WHAT THE TASK REQUIRES: Scan the entries below and extract each line with the word "Automatische" in it.

INPUT:
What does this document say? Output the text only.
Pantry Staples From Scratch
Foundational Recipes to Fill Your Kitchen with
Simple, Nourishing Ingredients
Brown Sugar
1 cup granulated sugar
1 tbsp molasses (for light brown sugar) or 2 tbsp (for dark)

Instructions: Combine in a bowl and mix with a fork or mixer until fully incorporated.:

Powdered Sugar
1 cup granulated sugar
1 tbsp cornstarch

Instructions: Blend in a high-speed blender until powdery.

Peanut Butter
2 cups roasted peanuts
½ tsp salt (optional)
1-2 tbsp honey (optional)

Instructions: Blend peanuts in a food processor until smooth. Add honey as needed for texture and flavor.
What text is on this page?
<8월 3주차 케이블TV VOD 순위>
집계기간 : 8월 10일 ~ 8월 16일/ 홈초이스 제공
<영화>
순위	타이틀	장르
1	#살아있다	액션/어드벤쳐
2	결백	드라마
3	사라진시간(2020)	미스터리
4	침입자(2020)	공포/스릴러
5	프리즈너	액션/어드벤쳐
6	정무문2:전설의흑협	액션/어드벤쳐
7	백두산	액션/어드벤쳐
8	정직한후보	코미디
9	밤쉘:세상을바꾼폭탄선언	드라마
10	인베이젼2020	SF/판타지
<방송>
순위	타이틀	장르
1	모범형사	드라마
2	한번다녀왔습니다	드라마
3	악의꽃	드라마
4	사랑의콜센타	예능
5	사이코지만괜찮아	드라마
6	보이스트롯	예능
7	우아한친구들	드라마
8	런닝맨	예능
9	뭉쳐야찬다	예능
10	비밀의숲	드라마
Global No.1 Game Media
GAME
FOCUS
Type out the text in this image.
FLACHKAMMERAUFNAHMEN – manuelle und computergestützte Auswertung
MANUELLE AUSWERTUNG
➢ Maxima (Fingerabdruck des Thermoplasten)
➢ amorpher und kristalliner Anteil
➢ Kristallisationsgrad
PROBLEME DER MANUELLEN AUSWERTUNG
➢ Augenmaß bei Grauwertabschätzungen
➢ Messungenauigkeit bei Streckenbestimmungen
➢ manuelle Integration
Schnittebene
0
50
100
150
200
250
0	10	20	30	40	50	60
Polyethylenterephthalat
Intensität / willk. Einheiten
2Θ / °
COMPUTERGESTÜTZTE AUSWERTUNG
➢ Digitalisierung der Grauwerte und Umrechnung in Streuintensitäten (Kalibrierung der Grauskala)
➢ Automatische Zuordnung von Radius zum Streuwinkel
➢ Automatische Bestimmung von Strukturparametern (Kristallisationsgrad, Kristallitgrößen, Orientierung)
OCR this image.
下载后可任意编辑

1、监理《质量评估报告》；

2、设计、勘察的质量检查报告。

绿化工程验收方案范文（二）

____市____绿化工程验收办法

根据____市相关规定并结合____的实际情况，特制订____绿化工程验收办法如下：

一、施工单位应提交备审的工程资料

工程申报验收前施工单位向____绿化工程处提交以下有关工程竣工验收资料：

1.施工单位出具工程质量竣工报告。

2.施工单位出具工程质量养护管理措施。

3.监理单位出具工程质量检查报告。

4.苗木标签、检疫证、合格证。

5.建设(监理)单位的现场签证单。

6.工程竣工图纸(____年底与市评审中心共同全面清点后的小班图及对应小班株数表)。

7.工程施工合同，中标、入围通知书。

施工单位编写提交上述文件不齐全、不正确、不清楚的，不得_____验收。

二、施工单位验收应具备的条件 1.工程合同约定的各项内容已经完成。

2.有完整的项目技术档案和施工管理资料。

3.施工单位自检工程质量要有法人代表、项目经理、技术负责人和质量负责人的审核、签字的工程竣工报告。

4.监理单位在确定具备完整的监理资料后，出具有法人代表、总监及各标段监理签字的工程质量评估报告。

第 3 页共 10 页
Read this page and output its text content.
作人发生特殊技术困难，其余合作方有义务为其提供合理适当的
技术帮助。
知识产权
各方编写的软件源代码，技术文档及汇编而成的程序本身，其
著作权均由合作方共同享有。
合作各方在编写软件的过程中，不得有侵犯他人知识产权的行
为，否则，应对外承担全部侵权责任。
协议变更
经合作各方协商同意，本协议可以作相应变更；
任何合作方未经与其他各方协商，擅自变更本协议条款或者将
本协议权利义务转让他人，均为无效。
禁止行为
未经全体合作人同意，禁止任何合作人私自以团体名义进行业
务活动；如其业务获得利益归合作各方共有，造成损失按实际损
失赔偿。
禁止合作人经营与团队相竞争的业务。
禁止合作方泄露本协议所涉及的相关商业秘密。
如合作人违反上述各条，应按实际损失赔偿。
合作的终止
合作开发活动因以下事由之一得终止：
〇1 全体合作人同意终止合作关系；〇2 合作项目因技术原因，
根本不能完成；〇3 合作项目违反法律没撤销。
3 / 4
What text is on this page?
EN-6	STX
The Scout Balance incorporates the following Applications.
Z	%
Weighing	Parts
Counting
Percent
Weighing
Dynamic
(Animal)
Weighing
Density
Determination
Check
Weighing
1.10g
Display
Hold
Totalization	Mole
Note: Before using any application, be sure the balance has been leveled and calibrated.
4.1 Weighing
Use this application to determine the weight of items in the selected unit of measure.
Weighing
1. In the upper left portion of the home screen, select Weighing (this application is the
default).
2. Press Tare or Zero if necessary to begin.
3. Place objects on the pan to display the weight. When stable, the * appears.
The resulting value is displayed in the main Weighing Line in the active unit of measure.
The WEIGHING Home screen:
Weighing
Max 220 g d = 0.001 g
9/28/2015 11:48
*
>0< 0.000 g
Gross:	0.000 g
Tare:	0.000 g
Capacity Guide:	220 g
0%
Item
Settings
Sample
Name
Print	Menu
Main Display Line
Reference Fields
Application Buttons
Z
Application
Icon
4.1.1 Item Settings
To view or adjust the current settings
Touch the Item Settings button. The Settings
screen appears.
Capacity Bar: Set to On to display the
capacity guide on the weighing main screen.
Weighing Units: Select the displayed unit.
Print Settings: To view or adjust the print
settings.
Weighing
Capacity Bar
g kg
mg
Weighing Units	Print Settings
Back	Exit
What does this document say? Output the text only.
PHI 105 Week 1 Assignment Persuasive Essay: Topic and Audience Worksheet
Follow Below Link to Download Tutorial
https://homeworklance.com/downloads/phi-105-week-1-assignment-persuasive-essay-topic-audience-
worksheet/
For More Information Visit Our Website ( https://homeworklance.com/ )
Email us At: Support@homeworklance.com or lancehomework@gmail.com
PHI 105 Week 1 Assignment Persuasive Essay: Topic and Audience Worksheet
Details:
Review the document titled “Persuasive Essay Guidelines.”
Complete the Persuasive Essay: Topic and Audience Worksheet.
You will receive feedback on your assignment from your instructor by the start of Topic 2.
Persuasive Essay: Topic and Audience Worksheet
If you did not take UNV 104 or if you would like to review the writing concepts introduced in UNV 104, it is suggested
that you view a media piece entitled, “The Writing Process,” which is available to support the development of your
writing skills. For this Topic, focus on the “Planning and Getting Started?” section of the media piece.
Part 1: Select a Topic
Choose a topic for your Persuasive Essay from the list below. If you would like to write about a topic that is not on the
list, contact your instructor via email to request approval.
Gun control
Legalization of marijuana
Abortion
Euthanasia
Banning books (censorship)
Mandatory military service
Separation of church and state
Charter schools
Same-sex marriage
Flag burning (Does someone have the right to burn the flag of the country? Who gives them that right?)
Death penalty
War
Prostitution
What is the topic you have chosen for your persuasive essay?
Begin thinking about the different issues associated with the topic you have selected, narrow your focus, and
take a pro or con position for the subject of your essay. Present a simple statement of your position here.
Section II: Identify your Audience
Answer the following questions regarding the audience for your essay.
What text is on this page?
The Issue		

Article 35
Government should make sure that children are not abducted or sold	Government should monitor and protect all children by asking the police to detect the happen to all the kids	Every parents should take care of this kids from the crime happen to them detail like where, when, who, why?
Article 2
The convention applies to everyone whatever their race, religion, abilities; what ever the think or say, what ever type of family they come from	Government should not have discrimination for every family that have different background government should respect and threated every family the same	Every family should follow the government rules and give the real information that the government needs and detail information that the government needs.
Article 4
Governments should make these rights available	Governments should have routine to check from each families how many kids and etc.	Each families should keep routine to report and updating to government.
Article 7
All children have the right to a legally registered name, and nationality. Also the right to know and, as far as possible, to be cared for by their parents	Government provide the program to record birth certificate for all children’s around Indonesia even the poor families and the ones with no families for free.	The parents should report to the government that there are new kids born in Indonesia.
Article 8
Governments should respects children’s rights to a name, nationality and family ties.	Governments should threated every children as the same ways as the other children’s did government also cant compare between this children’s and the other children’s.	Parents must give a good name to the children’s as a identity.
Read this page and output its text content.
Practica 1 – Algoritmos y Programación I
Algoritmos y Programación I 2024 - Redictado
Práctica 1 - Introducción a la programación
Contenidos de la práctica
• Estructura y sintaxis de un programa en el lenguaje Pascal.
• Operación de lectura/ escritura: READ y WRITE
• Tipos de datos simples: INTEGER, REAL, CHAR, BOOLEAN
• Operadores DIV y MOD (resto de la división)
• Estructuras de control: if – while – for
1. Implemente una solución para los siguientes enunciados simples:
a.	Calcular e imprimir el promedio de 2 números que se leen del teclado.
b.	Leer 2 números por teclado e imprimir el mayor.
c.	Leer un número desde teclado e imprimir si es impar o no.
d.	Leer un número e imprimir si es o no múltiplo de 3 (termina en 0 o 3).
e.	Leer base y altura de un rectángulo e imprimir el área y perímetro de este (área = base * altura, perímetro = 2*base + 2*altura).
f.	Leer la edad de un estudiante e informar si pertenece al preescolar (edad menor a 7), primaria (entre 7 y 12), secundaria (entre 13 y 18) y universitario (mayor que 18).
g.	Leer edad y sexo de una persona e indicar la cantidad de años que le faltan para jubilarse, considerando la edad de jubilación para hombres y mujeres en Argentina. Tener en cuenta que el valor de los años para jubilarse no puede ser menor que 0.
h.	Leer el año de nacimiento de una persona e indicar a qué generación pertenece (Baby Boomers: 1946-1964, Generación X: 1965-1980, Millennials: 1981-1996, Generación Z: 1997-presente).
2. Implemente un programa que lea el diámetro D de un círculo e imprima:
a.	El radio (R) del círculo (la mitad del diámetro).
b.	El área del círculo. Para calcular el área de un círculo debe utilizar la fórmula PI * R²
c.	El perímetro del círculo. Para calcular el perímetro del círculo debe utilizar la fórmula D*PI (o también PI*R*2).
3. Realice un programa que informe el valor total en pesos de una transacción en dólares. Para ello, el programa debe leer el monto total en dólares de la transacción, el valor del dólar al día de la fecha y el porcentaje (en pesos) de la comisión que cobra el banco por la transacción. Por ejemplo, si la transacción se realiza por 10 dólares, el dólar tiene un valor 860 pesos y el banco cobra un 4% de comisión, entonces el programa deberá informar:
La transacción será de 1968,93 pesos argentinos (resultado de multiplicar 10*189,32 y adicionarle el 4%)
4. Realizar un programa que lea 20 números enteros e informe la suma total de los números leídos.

CORRECT RESPONSE:
➢ Automatische Zuordnung von Radius zum Streuwinkel
➢ Automatische Bestimmung von Strukturparametern (Kristallisationsgrad, Kristallitgrößen, Orientierung)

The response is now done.